##### Dataset #####
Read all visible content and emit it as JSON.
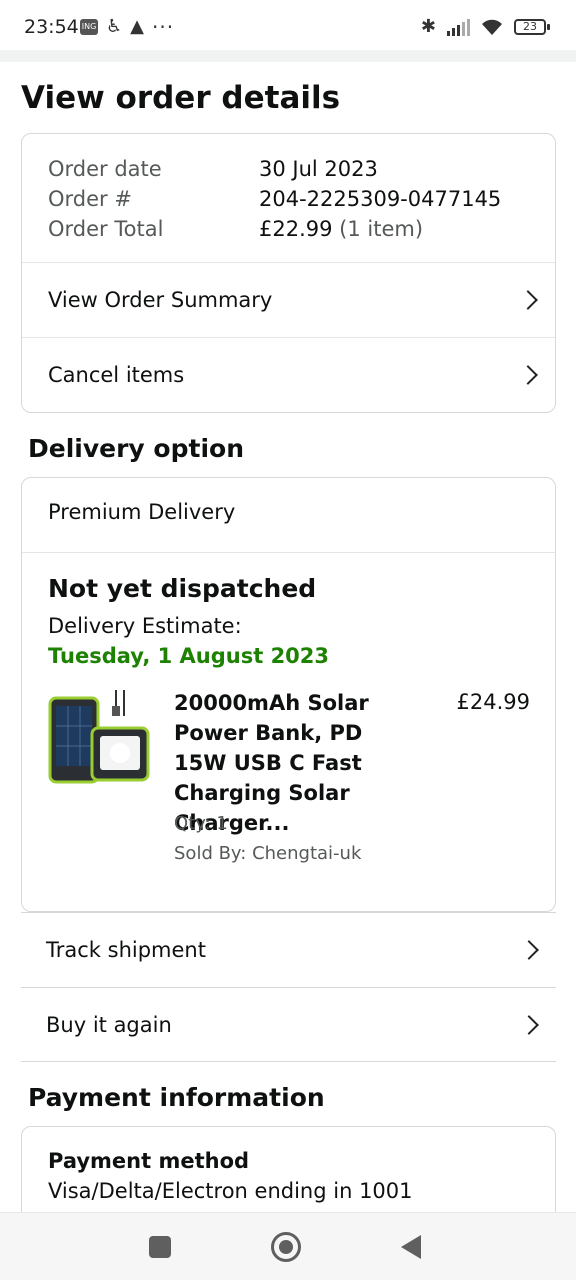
{
  "status_bar": {
    "time": "23:54",
    "notif_badge": "ING",
    "dots": "···",
    "battery": "23"
  },
  "page": {
    "title": "View order details"
  },
  "order": {
    "rows": [
      {
        "label": "Order date",
        "value": "30 Jul 2023",
        "extra": ""
      },
      {
        "label": "Order #",
        "value": "204-2225309-0477145",
        "extra": ""
      },
      {
        "label": "Order Total",
        "value": "£22.99",
        "extra": "(1 item)"
      }
    ],
    "summary_link": "View Order Summary",
    "cancel_link": "Cancel items"
  },
  "delivery": {
    "section_title": "Delivery option",
    "type": "Premium Delivery",
    "status": "Not yet dispatched",
    "estimate_label": "Delivery Estimate:",
    "estimate_date": "Tuesday, 1 August 2023",
    "estimate_color": "#1d8102",
    "product": {
      "title": "20000mAh Solar Power Bank, PD 15W USB C Fast Charging Solar Charger...",
      "price": "£24.99",
      "qty": "Qty: 1",
      "seller": "Sold By: Chengtai-uk"
    }
  },
  "actions": {
    "track": "Track shipment",
    "buy_again": "Buy it again"
  },
  "payment": {
    "section_title": "Payment information",
    "method_label": "Payment method",
    "method_value": "Visa/Delta/Electron  ending in 1001"
  },
  "nav": {
    "recents": "recents-button",
    "home": "home-button",
    "back": "back-button"
  }
}
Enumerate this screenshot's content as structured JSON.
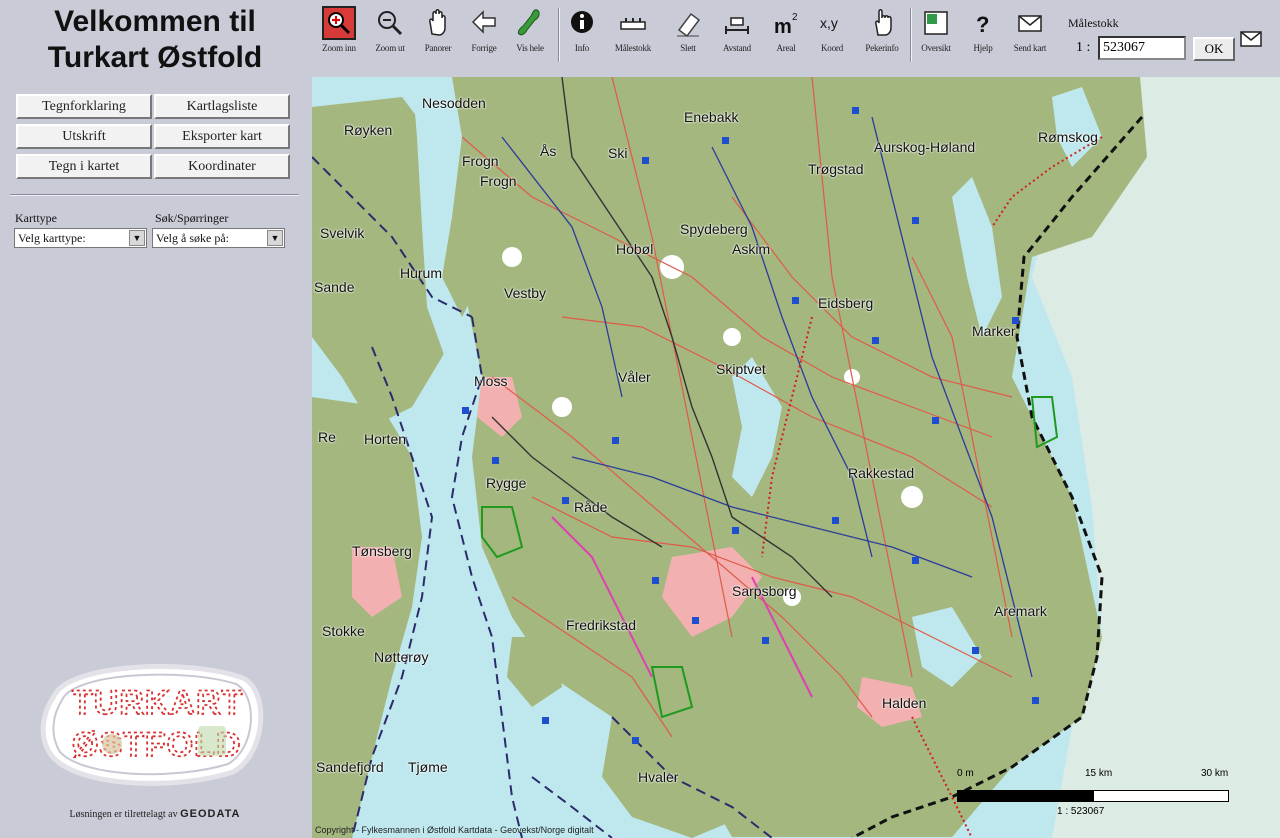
#####
# Aim:
Quote the listing above in full, except for the pictures.

# Task response:
Read all visible content and emit it as JSON.
{
  "status_bar": {
    "time": "23:54",
    "notif_badge": "ING",
    "dots": "···",
    "battery": "23"
  },
  "page": {
    "title": "View order details"
  },
  "order": {
    "rows": [
      {
        "label": "Order date",
        "value": "30 Jul 2023",
        "extra": ""
      },
      {
        "label": "Order #",
        "value": "204-2225309-0477145",
        "extra": ""
      },
      {
        "label": "Order Total",
        "value": "£22.99",
        "extra": "(1 item)"
      }
    ],
    "summary_link": "View Order Summary",
    "cancel_link": "Cancel items"
  },
  "delivery": {
    "section_title": "Delivery option",
    "type": "Premium Delivery",
    "status": "Not yet dispatched",
    "estimate_label": "Delivery Estimate:",
    "estimate_date": "Tuesday, 1 August 2023",
    "estimate_color": "#1d8102",
    "product": {
      "title": "20000mAh Solar Power Bank, PD 15W USB C Fast Charging Solar Charger...",
      "price": "£24.99",
      "qty": "Qty: 1",
      "seller": "Sold By: Chengtai-uk"
    }
  },
  "actions": {
    "track": "Track shipment",
    "buy_again": "Buy it again"
  },
  "payment": {
    "section_title": "Payment information",
    "method_label": "Payment method",
    "method_value": "Visa/Delta/Electron  ending in 1001"
  },
  "nav": {
    "recents": "recents-button",
    "home": "home-button",
    "back": "back-button"
  }
}
Enumerate this screenshot's content as structured JSON.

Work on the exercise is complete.